What is needed:
Copy out all of the material exactly as presented.

Records for this task:
^^^^^^^^

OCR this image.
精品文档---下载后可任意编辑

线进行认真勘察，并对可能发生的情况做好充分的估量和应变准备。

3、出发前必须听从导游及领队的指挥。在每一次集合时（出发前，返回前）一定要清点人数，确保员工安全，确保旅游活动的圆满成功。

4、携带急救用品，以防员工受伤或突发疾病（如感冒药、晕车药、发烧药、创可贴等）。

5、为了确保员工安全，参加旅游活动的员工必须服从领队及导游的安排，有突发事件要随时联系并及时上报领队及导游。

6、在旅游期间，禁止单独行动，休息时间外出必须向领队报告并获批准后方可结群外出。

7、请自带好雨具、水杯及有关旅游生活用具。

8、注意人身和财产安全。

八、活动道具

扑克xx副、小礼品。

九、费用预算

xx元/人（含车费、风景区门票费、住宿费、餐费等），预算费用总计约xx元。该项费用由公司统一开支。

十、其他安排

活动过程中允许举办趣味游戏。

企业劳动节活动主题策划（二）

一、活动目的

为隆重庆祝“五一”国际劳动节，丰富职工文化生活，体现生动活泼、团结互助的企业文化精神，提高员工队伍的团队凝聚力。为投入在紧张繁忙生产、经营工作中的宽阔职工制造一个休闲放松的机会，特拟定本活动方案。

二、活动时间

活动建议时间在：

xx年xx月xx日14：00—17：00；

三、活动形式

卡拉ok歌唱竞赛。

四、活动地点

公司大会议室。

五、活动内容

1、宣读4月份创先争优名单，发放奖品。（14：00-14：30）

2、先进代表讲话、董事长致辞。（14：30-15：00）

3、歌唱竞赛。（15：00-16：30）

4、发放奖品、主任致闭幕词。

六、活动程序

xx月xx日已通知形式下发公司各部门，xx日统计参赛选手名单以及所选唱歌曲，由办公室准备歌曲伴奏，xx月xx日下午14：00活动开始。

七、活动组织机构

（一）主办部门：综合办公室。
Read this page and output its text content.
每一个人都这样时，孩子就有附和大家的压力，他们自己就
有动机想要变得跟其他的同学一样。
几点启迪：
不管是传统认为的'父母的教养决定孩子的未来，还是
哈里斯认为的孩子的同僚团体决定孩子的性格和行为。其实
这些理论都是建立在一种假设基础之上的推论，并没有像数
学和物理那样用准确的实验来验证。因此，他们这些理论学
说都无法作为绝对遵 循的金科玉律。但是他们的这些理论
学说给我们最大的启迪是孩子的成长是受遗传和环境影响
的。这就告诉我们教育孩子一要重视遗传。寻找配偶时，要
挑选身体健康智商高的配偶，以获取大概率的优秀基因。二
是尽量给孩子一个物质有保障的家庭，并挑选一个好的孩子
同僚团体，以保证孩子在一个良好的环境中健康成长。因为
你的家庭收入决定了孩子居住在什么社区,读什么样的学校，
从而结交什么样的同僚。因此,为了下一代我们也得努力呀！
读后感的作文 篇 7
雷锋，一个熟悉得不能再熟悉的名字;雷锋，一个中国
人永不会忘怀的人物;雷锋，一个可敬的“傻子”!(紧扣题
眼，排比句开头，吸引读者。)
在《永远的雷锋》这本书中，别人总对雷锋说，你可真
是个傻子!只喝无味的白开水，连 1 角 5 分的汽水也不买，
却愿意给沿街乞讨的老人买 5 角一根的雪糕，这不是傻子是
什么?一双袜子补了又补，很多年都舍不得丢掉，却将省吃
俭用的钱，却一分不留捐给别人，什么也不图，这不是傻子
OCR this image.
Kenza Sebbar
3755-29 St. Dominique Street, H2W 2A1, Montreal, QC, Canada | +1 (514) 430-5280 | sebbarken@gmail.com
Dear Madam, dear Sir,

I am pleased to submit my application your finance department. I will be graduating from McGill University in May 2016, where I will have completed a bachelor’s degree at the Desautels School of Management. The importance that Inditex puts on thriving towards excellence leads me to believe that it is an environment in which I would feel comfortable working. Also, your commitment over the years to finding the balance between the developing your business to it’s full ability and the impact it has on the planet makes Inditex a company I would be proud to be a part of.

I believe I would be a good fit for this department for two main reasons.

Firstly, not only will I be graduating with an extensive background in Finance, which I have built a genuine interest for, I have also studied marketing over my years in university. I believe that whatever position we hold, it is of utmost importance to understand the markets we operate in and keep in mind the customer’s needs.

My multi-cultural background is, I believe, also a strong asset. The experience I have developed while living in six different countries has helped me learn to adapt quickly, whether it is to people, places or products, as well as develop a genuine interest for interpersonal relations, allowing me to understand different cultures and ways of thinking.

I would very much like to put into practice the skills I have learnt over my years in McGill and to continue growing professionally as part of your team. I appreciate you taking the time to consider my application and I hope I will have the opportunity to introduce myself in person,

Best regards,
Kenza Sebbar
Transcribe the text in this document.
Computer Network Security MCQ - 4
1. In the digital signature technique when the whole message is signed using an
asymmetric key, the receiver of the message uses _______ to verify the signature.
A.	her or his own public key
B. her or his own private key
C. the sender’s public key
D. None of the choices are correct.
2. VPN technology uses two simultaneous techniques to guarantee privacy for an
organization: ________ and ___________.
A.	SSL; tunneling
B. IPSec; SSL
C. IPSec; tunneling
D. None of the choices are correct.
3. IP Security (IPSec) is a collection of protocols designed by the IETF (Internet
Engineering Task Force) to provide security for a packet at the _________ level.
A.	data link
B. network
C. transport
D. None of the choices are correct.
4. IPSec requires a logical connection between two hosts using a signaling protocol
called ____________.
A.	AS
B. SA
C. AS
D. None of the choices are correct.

^^^^^^^^

Complete response:
OCR this image.
精品文档---下载后可任意编辑

线进行认真勘察，并对可能发生的情况做好充分的估量和应变准备。

3、出发前必须听从导游及领队的指挥。在每一次集合时（出发前，返回前）一定要清点人数，确保员工安全，确保旅游活动的圆满成功。

4、携带急救用品，以防员工受伤或突发疾病（如感冒药、晕车药、发烧药、创可贴等）。

5、为了确保员工安全，参加旅游活动的员工必须服从领队及导游的安排，有突发事件要随时联系并及时上报领队及导游。

6、在旅游期间，禁止单独行动，休息时间外出必须向领队报告并获批准后方可结群外出。

7、请自带好雨具、水杯及有关旅游生活用具。

8、注意人身和财产安全。

八、活动道具

扑克xx副、小礼品。

九、费用预算

xx元/人（含车费、风景区门票费、住宿费、餐费等），预算费用总计约xx元。该项费用由公司统一开支。

十、其他安排

活动过程中允许举办趣味游戏。

企业劳动节活动主题策划（二）

一、活动目的

为隆重庆祝“五一”国际劳动节，丰富职工文化生活，体现生动活泼、团结互助的企业文化精神，提高员工队伍的团队凝聚力。为投入在紧张繁忙生产、经营工作中的宽阔职工制造一个休闲放松的机会，特拟定本活动方案。

二、活动时间

活动建议时间在：

xx年xx月xx日14：00—17：00；

三、活动形式

卡拉ok歌唱竞赛。

四、活动地点

公司大会议室。

五、活动内容

1、宣读4月份创先争优名单，发放奖品。（14：00-14：30）

2、先进代表讲话、董事长致辞。（14：30-15：00）

3、歌唱竞赛。（15：00-16：30）

4、发放奖品、主任致闭幕词。

六、活动程序

xx月xx日已通知形式下发公司各部门，xx日统计参赛选手名单以及所选唱歌曲，由办公室准备歌曲伴奏，xx月xx日下午14：00活动开始。

七、活动组织机构

（一）主办部门：综合办公室。
Read this page and output its text content.
每一个人都这样时，孩子就有附和大家的压力，他们自己就
有动机想要变得跟其他的同学一样。
几点启迪：
不管是传统认为的'父母的教养决定孩子的未来，还是
哈里斯认为的孩子的同僚团体决定孩子的性格和行为。其实
这些理论都是建立在一种假设基础之上的推论，并没有像数
学和物理那样用准确的实验来验证。因此，他们这些理论学
说都无法作为绝对遵 循的金科玉律。但是他们的这些理论
学说给我们最大的启迪是孩子的成长是受遗传和环境影响
的。这就告诉我们教育孩子一要重视遗传。寻找配偶时，要
挑选身体健康智商高的配偶，以获取大概率的优秀基因。二
是尽量给孩子一个物质有保障的家庭，并挑选一个好的孩子
同僚团体，以保证孩子在一个良好的环境中健康成长。因为
你的家庭收入决定了孩子居住在什么社区,读什么样的学校，
从而结交什么样的同僚。因此,为了下一代我们也得努力呀！
读后感的作文 篇 7
雷锋，一个熟悉得不能再熟悉的名字;雷锋，一个中国
人永不会忘怀的人物;雷锋，一个可敬的“傻子”!(紧扣题
眼，排比句开头，吸引读者。)
在《永远的雷锋》这本书中，别人总对雷锋说，你可真
是个傻子!只喝无味的白开水，连 1 角 5 分的汽水也不买，
却愿意给沿街乞讨的老人买 5 角一根的雪糕，这不是傻子是
什么?一双袜子补了又补，很多年都舍不得丢掉，却将省吃
俭用的钱，却一分不留捐给别人，什么也不图，这不是傻子
OCR this image.
Kenza Sebbar
3755-29 St. Dominique Street, H2W 2A1, Montreal, QC, Canada | +1 (514) 430-5280 | sebbarken@gmail.com
Dear Madam, dear Sir,

I am pleased to submit my application your finance department. I will be graduating from McGill University in May 2016, where I will have completed a bachelor’s degree at the Desautels School of Management. The importance that Inditex puts on thriving towards excellence leads me to believe that it is an environment in which I would feel comfortable working. Also, your commitment over the years to finding the balance between the developing your business to it’s full ability and the impact it has on the planet makes Inditex a company I would be proud to be a part of.

I believe I would be a good fit for this department for two main reasons.

Firstly, not only will I be graduating with an extensive background in Finance, which I have built a genuine interest for, I have also studied marketing over my years in university. I believe that whatever position we hold, it is of utmost importance to understand the markets we operate in and keep in mind the customer’s needs.

My multi-cultural background is, I believe, also a strong asset. The experience I have developed while living in six different countries has helped me learn to adapt quickly, whether it is to people, places or products, as well as develop a genuine interest for interpersonal relations, allowing me to understand different cultures and ways of thinking.

I would very much like to put into practice the skills I have learnt over my years in McGill and to continue growing professionally as part of your team. I appreciate you taking the time to consider my application and I hope I will have the opportunity to introduce myself in person,

Best regards,
Kenza Sebbar
Transcribe the text in this document.
Computer Network Security MCQ - 4
1. In the digital signature technique when the whole message is signed using an
asymmetric key, the receiver of the message uses _______ to verify the signature.
A.	her or his own public key
B. her or his own private key
C. the sender’s public key
D. None of the choices are correct.
2. VPN technology uses two simultaneous techniques to guarantee privacy for an
organization: ________ and ___________.
A.	SSL; tunneling
B. IPSec; SSL
C. IPSec; tunneling
D. None of the choices are correct.
3. IP Security (IPSec) is a collection of protocols designed by the IETF (Internet
Engineering Task Force) to provide security for a packet at the _________ level.
A.	data link
B. network
C. transport
D. None of the choices are correct.
4. IPSec requires a logical connection between two hosts using a signaling protocol
called ____________.
A.	AS
B. SA
C. AS
D. None of the choices are correct.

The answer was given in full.